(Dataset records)
++++++

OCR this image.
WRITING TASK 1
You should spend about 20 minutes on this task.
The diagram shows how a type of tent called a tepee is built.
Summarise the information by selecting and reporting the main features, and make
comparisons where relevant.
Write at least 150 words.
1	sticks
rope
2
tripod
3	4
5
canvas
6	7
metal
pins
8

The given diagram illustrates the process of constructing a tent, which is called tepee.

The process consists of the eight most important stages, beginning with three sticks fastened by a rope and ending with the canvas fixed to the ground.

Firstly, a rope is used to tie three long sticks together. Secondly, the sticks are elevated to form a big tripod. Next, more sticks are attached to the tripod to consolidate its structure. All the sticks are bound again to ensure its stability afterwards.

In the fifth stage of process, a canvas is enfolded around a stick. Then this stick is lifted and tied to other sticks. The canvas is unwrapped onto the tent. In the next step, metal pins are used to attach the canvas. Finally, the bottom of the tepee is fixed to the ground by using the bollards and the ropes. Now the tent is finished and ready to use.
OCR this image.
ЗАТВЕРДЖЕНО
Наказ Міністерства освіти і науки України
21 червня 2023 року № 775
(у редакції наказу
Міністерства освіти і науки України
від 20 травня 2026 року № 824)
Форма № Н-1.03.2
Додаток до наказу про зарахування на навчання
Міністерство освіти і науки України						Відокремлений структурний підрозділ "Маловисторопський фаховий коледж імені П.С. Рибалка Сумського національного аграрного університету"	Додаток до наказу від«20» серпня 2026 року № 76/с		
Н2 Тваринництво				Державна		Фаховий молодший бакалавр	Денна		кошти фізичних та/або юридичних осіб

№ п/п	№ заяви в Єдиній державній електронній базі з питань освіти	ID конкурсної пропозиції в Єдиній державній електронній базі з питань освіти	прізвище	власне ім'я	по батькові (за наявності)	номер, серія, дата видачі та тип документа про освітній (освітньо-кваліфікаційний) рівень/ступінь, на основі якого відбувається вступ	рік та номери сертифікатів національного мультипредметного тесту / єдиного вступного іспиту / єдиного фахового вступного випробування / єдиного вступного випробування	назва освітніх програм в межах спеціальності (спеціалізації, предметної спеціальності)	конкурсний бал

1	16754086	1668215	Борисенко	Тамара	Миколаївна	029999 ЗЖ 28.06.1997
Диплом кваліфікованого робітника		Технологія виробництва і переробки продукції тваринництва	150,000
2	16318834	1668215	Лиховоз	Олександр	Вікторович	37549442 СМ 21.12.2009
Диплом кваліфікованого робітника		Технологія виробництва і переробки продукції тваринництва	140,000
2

++++++

### WHAT YOU ARE ASKED TO DO
Read the entries and pick out all lines that include the word "наказу".

### SOLUTION TO THIS TASK
(у редакції наказу
Додаток до наказу про зарахування на навчання
Міністерство освіти і науки України						Відокремлений структурний підрозділ "Маловисторопський фаховий коледж імені П.С. Рибалка Сумського національного аграрного університету"	Додаток до наказу від«20» серпня 2026 року № 76/с		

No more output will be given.